* Begin Data for this exercise *

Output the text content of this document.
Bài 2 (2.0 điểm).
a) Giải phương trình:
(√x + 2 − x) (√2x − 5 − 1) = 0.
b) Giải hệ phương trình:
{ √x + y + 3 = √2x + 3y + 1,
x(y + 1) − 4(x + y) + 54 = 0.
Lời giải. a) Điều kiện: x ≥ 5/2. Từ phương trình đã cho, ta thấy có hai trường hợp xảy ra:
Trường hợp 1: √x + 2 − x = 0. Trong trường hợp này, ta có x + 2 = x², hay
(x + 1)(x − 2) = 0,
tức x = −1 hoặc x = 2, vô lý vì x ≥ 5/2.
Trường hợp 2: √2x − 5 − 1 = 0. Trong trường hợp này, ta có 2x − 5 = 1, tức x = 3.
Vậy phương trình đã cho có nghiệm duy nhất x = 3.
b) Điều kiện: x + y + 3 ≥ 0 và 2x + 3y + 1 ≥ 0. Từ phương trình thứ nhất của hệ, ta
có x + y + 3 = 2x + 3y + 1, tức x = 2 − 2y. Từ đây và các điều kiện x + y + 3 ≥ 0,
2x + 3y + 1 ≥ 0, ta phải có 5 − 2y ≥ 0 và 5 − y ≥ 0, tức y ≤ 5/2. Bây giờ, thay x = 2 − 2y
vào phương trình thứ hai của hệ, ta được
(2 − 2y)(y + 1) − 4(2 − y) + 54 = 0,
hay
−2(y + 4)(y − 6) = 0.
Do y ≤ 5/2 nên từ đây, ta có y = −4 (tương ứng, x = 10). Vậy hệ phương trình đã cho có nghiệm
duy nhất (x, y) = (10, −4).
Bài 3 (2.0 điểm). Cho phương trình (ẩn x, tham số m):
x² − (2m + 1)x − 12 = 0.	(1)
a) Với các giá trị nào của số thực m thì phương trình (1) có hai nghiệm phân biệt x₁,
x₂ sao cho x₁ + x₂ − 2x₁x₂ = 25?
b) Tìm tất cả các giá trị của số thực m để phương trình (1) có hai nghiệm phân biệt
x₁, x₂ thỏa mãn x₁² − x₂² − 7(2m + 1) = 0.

* End Data for this exercise *

▶ _Stated problem_
Every line of the records above needs to be given again exactly.

▶ _Task result_
Output the text content of this document.
Bài 2 (2.0 điểm).
a) Giải phương trình:
(√x + 2 − x) (√2x − 5 − 1) = 0.
b) Giải hệ phương trình:
{ √x + y + 3 = √2x + 3y + 1,
x(y + 1) − 4(x + y) + 54 = 0.
Lời giải. a) Điều kiện: x ≥ 5/2. Từ phương trình đã cho, ta thấy có hai trường hợp xảy ra:
Trường hợp 1: √x + 2 − x = 0. Trong trường hợp này, ta có x + 2 = x², hay
(x + 1)(x − 2) = 0,
tức x = −1 hoặc x = 2, vô lý vì x ≥ 5/2.
Trường hợp 2: √2x − 5 − 1 = 0. Trong trường hợp này, ta có 2x − 5 = 1, tức x = 3.
Vậy phương trình đã cho có nghiệm duy nhất x = 3.
b) Điều kiện: x + y + 3 ≥ 0 và 2x + 3y + 1 ≥ 0. Từ phương trình thứ nhất của hệ, ta
có x + y + 3 = 2x + 3y + 1, tức x = 2 − 2y. Từ đây và các điều kiện x + y + 3 ≥ 0,
2x + 3y + 1 ≥ 0, ta phải có 5 − 2y ≥ 0 và 5 − y ≥ 0, tức y ≤ 5/2. Bây giờ, thay x = 2 − 2y
vào phương trình thứ hai của hệ, ta được
(2 − 2y)(y + 1) − 4(2 − y) + 54 = 0,
hay
−2(y + 4)(y − 6) = 0.
Do y ≤ 5/2 nên từ đây, ta có y = −4 (tương ứng, x = 10). Vậy hệ phương trình đã cho có nghiệm
duy nhất (x, y) = (10, −4).
Bài 3 (2.0 điểm). Cho phương trình (ẩn x, tham số m):
x² − (2m + 1)x − 12 = 0.	(1)
a) Với các giá trị nào của số thực m thì phương trình (1) có hai nghiệm phân biệt x₁,
x₂ sao cho x₁ + x₂ − 2x₁x₂ = 25?
b) Tìm tất cả các giá trị của số thực m để phương trình (1) có hai nghiệm phân biệt
x₁, x₂ thỏa mãn x₁² − x₂² − 7(2m + 1) = 0.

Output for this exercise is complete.